Dataset records

▬▬▬

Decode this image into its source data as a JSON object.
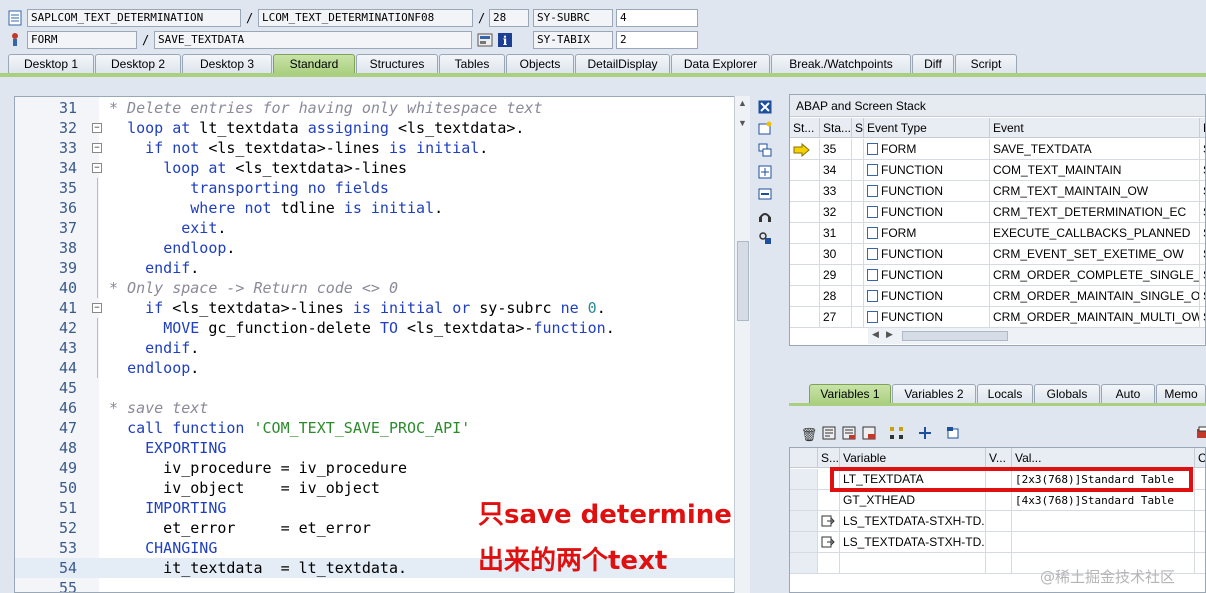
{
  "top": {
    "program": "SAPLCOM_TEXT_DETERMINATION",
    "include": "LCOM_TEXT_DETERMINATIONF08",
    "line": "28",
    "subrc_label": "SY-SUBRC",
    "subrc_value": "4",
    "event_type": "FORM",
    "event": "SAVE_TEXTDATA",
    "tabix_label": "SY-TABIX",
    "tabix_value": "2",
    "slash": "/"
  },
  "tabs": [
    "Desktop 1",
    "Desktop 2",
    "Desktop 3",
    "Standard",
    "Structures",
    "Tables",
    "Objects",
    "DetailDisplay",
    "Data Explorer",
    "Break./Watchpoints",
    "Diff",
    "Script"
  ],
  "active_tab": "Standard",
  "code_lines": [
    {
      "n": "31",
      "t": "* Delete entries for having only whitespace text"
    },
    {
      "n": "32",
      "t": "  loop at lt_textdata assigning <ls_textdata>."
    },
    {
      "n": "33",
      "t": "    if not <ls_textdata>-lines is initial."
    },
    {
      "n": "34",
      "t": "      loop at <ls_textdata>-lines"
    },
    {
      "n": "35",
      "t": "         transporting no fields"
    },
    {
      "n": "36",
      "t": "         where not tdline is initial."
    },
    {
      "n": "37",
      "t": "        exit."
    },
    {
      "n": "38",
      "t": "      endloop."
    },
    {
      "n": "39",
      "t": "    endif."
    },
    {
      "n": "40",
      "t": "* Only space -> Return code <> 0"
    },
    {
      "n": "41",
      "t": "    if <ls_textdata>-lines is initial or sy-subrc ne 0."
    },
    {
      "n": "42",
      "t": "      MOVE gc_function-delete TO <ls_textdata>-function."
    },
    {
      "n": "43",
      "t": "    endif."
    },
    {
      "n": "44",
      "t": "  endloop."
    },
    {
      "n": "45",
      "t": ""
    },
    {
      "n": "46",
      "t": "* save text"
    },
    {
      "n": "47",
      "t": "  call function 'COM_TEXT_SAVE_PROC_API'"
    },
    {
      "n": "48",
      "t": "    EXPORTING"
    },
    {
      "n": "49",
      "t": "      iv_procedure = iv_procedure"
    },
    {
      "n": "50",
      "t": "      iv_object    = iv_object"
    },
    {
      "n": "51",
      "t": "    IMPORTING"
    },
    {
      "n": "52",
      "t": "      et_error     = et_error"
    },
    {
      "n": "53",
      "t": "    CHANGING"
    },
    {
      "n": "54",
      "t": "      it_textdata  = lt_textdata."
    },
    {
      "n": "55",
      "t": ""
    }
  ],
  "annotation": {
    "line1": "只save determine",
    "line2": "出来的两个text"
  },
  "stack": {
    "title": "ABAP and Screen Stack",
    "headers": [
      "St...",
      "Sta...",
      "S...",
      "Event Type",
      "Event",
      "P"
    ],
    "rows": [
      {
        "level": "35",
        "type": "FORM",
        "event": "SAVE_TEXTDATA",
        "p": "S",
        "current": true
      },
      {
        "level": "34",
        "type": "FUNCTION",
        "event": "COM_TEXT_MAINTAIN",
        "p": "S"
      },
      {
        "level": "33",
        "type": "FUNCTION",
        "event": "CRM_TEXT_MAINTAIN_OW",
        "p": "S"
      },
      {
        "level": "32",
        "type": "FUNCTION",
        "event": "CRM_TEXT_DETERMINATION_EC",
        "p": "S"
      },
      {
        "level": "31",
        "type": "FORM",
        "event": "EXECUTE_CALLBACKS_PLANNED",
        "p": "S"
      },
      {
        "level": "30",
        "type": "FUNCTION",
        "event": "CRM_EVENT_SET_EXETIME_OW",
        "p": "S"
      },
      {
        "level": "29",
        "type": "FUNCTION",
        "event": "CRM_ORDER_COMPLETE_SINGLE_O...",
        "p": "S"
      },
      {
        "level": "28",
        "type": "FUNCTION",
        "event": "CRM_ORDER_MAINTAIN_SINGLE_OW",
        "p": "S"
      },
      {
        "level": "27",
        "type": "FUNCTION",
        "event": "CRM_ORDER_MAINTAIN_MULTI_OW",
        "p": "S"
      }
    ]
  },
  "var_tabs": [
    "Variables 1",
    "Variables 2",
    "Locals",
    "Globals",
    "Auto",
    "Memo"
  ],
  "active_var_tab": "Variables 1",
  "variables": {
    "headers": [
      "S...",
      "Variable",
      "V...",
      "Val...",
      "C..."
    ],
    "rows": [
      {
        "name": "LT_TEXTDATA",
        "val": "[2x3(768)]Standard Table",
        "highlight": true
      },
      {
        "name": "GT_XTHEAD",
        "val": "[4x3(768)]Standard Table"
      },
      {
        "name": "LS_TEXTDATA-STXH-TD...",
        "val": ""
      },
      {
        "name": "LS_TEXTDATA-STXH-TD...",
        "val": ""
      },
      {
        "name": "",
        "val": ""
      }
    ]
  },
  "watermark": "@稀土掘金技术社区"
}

▬▬▬

• **WRITTEN REQUEST**
Print out the whole of the material word for word, without pictures.

• **ANSWER TO THIS EXERCISE**
Decode this image into its source data as a JSON object.
{
  "top": {
    "program": "SAPLCOM_TEXT_DETERMINATION",
    "include": "LCOM_TEXT_DETERMINATIONF08",
    "line": "28",
    "subrc_label": "SY-SUBRC",
    "subrc_value": "4",
    "event_type": "FORM",
    "event": "SAVE_TEXTDATA",
    "tabix_label": "SY-TABIX",
    "tabix_value": "2",
    "slash": "/"
  },
  "tabs": [
    "Desktop 1",
    "Desktop 2",
    "Desktop 3",
    "Standard",
    "Structures",
    "Tables",
    "Objects",
    "DetailDisplay",
    "Data Explorer",
    "Break./Watchpoints",
    "Diff",
    "Script"
  ],
  "active_tab": "Standard",
  "code_lines": [
    {
      "n": "31",
      "t": "* Delete entries for having only whitespace text"
    },
    {
      "n": "32",
      "t": "  loop at lt_textdata assigning <ls_textdata>."
    },
    {
      "n": "33",
      "t": "    if not <ls_textdata>-lines is initial."
    },
    {
      "n": "34",
      "t": "      loop at <ls_textdata>-lines"
    },
    {
      "n": "35",
      "t": "         transporting no fields"
    },
    {
      "n": "36",
      "t": "         where not tdline is initial."
    },
    {
      "n": "37",
      "t": "        exit."
    },
    {
      "n": "38",
      "t": "      endloop."
    },
    {
      "n": "39",
      "t": "    endif."
    },
    {
      "n": "40",
      "t": "* Only space -> Return code <> 0"
    },
    {
      "n": "41",
      "t": "    if <ls_textdata>-lines is initial or sy-subrc ne 0."
    },
    {
      "n": "42",
      "t": "      MOVE gc_function-delete TO <ls_textdata>-function."
    },
    {
      "n": "43",
      "t": "    endif."
    },
    {
      "n": "44",
      "t": "  endloop."
    },
    {
      "n": "45",
      "t": ""
    },
    {
      "n": "46",
      "t": "* save text"
    },
    {
      "n": "47",
      "t": "  call function 'COM_TEXT_SAVE_PROC_API'"
    },
    {
      "n": "48",
      "t": "    EXPORTING"
    },
    {
      "n": "49",
      "t": "      iv_procedure = iv_procedure"
    },
    {
      "n": "50",
      "t": "      iv_object    = iv_object"
    },
    {
      "n": "51",
      "t": "    IMPORTING"
    },
    {
      "n": "52",
      "t": "      et_error     = et_error"
    },
    {
      "n": "53",
      "t": "    CHANGING"
    },
    {
      "n": "54",
      "t": "      it_textdata  = lt_textdata."
    },
    {
      "n": "55",
      "t": ""
    }
  ],
  "annotation": {
    "line1": "只save determine",
    "line2": "出来的两个text"
  },
  "stack": {
    "title": "ABAP and Screen Stack",
    "headers": [
      "St...",
      "Sta...",
      "S...",
      "Event Type",
      "Event",
      "P"
    ],
    "rows": [
      {
        "level": "35",
        "type": "FORM",
        "event": "SAVE_TEXTDATA",
        "p": "S",
        "current": true
      },
      {
        "level": "34",
        "type": "FUNCTION",
        "event": "COM_TEXT_MAINTAIN",
        "p": "S"
      },
      {
        "level": "33",
        "type": "FUNCTION",
        "event": "CRM_TEXT_MAINTAIN_OW",
        "p": "S"
      },
      {
        "level": "32",
        "type": "FUNCTION",
        "event": "CRM_TEXT_DETERMINATION_EC",
        "p": "S"
      },
      {
        "level": "31",
        "type": "FORM",
        "event": "EXECUTE_CALLBACKS_PLANNED",
        "p": "S"
      },
      {
        "level": "30",
        "type": "FUNCTION",
        "event": "CRM_EVENT_SET_EXETIME_OW",
        "p": "S"
      },
      {
        "level": "29",
        "type": "FUNCTION",
        "event": "CRM_ORDER_COMPLETE_SINGLE_O...",
        "p": "S"
      },
      {
        "level": "28",
        "type": "FUNCTION",
        "event": "CRM_ORDER_MAINTAIN_SINGLE_OW",
        "p": "S"
      },
      {
        "level": "27",
        "type": "FUNCTION",
        "event": "CRM_ORDER_MAINTAIN_MULTI_OW",
        "p": "S"
      }
    ]
  },
  "var_tabs": [
    "Variables 1",
    "Variables 2",
    "Locals",
    "Globals",
    "Auto",
    "Memo"
  ],
  "active_var_tab": "Variables 1",
  "variables": {
    "headers": [
      "S...",
      "Variable",
      "V...",
      "Val...",
      "C..."
    ],
    "rows": [
      {
        "name": "LT_TEXTDATA",
        "val": "[2x3(768)]Standard Table",
        "highlight": true
      },
      {
        "name": "GT_XTHEAD",
        "val": "[4x3(768)]Standard Table"
      },
      {
        "name": "LS_TEXTDATA-STXH-TD...",
        "val": ""
      },
      {
        "name": "LS_TEXTDATA-STXH-TD...",
        "val": ""
      },
      {
        "name": "",
        "val": ""
      }
    ]
  },
  "watermark": "@稀土掘金技术社区"
}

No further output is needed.